Pull each line containing "this" out of the data and copy it.

Stored entries
------------------------------

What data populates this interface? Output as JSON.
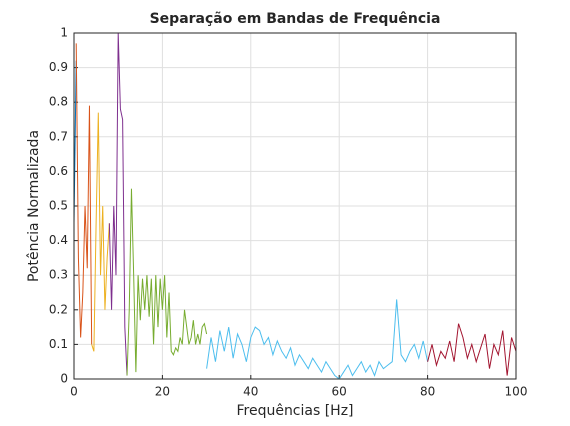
{
  "chart_data": {
    "type": "line",
    "title": "Separação em Bandas de Frequência",
    "xlabel": "Frequências [Hz]",
    "ylabel": "Potência Normalizada",
    "xlim": [
      0,
      100
    ],
    "xticks": [
      0,
      20,
      40,
      60,
      80,
      100
    ],
    "ylim": [
      0,
      1
    ],
    "yticks": [
      0,
      0.1,
      0.2,
      0.3,
      0.4,
      0.5,
      0.6,
      0.7,
      0.8,
      0.9,
      1
    ],
    "grid": true,
    "series": [
      {
        "color": "#0072BD",
        "x": [
          0,
          0.5
        ],
        "values": [
          0.45,
          0.92
        ]
      },
      {
        "color": "#D95319",
        "x": [
          0.5,
          1,
          1.5,
          2,
          2.5,
          3,
          3.5,
          4
        ],
        "values": [
          0.97,
          0.35,
          0.12,
          0.25,
          0.5,
          0.32,
          0.79,
          0.1
        ]
      },
      {
        "color": "#EDB120",
        "x": [
          4,
          4.5,
          5,
          5.5,
          6,
          6.5,
          7,
          7.5,
          8
        ],
        "values": [
          0.1,
          0.08,
          0.45,
          0.77,
          0.3,
          0.5,
          0.2,
          0.35,
          0.45
        ]
      },
      {
        "color": "#7E2F8E",
        "x": [
          8,
          8.5,
          9,
          9.5,
          10,
          10.5,
          11,
          11.5,
          12
        ],
        "values": [
          0.45,
          0.2,
          0.5,
          0.3,
          1.0,
          0.78,
          0.75,
          0.15,
          0.01
        ]
      },
      {
        "color": "#77AC30",
        "x": [
          12,
          12.5,
          13,
          13.5,
          14,
          14.5,
          15,
          15.5,
          16,
          16.5,
          17,
          17.5,
          18,
          18.5,
          19,
          19.5,
          20,
          20.5,
          21,
          21.5,
          22,
          22.5,
          23,
          23.5,
          24,
          24.5,
          25,
          25.5,
          26,
          26.5,
          27,
          27.5,
          28,
          28.5,
          29,
          29.5,
          30
        ],
        "values": [
          0.01,
          0.2,
          0.55,
          0.3,
          0.02,
          0.3,
          0.17,
          0.29,
          0.2,
          0.3,
          0.18,
          0.29,
          0.1,
          0.3,
          0.15,
          0.29,
          0.2,
          0.3,
          0.12,
          0.25,
          0.08,
          0.07,
          0.09,
          0.08,
          0.12,
          0.1,
          0.2,
          0.15,
          0.1,
          0.12,
          0.17,
          0.1,
          0.13,
          0.1,
          0.15,
          0.16,
          0.13
        ]
      },
      {
        "color": "#4DBEEE",
        "x": [
          30,
          31,
          32,
          33,
          34,
          35,
          36,
          37,
          38,
          39,
          40,
          41,
          42,
          43,
          44,
          45,
          46,
          47,
          48,
          49,
          50,
          51,
          52,
          53,
          54,
          55,
          56,
          57,
          58,
          59,
          60,
          61,
          62,
          63,
          64,
          65,
          66,
          67,
          68,
          69,
          70,
          71,
          72,
          73,
          74,
          75,
          76,
          77,
          78,
          79,
          80
        ],
        "values": [
          0.03,
          0.12,
          0.05,
          0.14,
          0.08,
          0.15,
          0.06,
          0.13,
          0.1,
          0.05,
          0.12,
          0.15,
          0.14,
          0.1,
          0.12,
          0.07,
          0.11,
          0.08,
          0.06,
          0.09,
          0.04,
          0.07,
          0.05,
          0.03,
          0.06,
          0.04,
          0.02,
          0.05,
          0.03,
          0.01,
          0.0,
          0.02,
          0.04,
          0.01,
          0.03,
          0.05,
          0.02,
          0.04,
          0.01,
          0.05,
          0.03,
          0.04,
          0.05,
          0.23,
          0.07,
          0.05,
          0.08,
          0.1,
          0.06,
          0.11,
          0.05
        ]
      },
      {
        "color": "#A2142F",
        "x": [
          80,
          81,
          82,
          83,
          84,
          85,
          86,
          87,
          88,
          89,
          90,
          91,
          92,
          93,
          94,
          95,
          96,
          97,
          98,
          99,
          100
        ],
        "values": [
          0.05,
          0.1,
          0.04,
          0.08,
          0.06,
          0.11,
          0.05,
          0.16,
          0.12,
          0.06,
          0.1,
          0.05,
          0.09,
          0.13,
          0.03,
          0.1,
          0.07,
          0.14,
          0.01,
          0.12,
          0.08
        ]
      }
    ]
  }
}
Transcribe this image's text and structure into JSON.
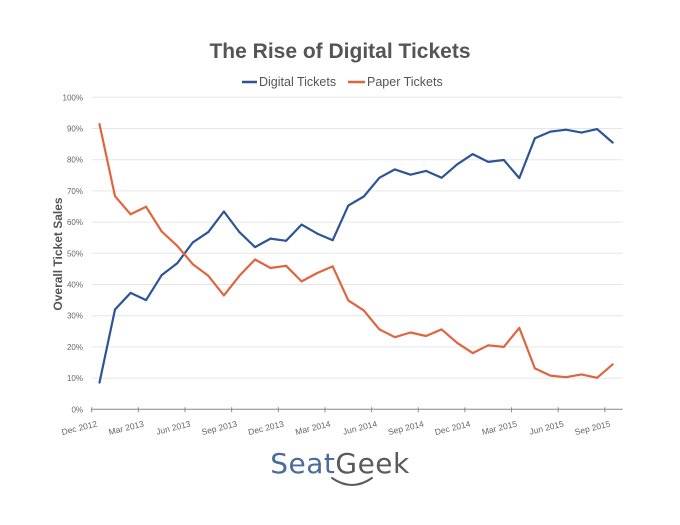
{
  "chart_data": {
    "type": "line",
    "title": "The Rise of Digital Tickets",
    "xlabel": "",
    "ylabel": "Overall Ticket Sales",
    "ylim": [
      0,
      100
    ],
    "y_ticks": [
      "0%",
      "10%",
      "20%",
      "30%",
      "40%",
      "50%",
      "60%",
      "70%",
      "80%",
      "90%",
      "100%"
    ],
    "x_ticks": [
      "Dec 2012",
      "Mar 2013",
      "Jun 2013",
      "Sep 2013",
      "Dec 2013",
      "Mar 2014",
      "Jun 2014",
      "Sep 2014",
      "Dec 2014",
      "Mar 2015",
      "Jun 2015",
      "Sep 2015"
    ],
    "x_tick_month_step": 3,
    "grid": true,
    "legend_position": "top-center",
    "series": [
      {
        "name": "Digital Tickets",
        "color": "#2d5596",
        "values": [
          8.6,
          32.0,
          37.3,
          35.0,
          43.0,
          46.8,
          53.5,
          56.8,
          63.4,
          56.8,
          52.0,
          54.7,
          54.0,
          59.2,
          56.3,
          54.2,
          65.3,
          68.2,
          74.2,
          76.9,
          75.2,
          76.4,
          74.2,
          78.5,
          81.8,
          79.3,
          79.9,
          74.1,
          86.9,
          89.0,
          89.6,
          88.7,
          89.8,
          85.5
        ]
      },
      {
        "name": "Paper Tickets",
        "color": "#e0643f",
        "values": [
          91.4,
          68.3,
          62.5,
          64.9,
          57.0,
          52.4,
          46.5,
          42.8,
          36.5,
          42.8,
          48.0,
          45.3,
          46.0,
          41.0,
          43.7,
          45.8,
          34.9,
          31.7,
          25.6,
          23.1,
          24.6,
          23.5,
          25.6,
          21.3,
          18.0,
          20.5,
          20.0,
          26.1,
          13.1,
          10.8,
          10.3,
          11.2,
          10.1,
          14.4
        ]
      }
    ]
  },
  "logo": {
    "part1": "Seat",
    "part2": "Geek"
  }
}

------------------------------

Exercise answer
What data populates this interface? Output as JSON.
Transcribe this image's text and structure into JSON.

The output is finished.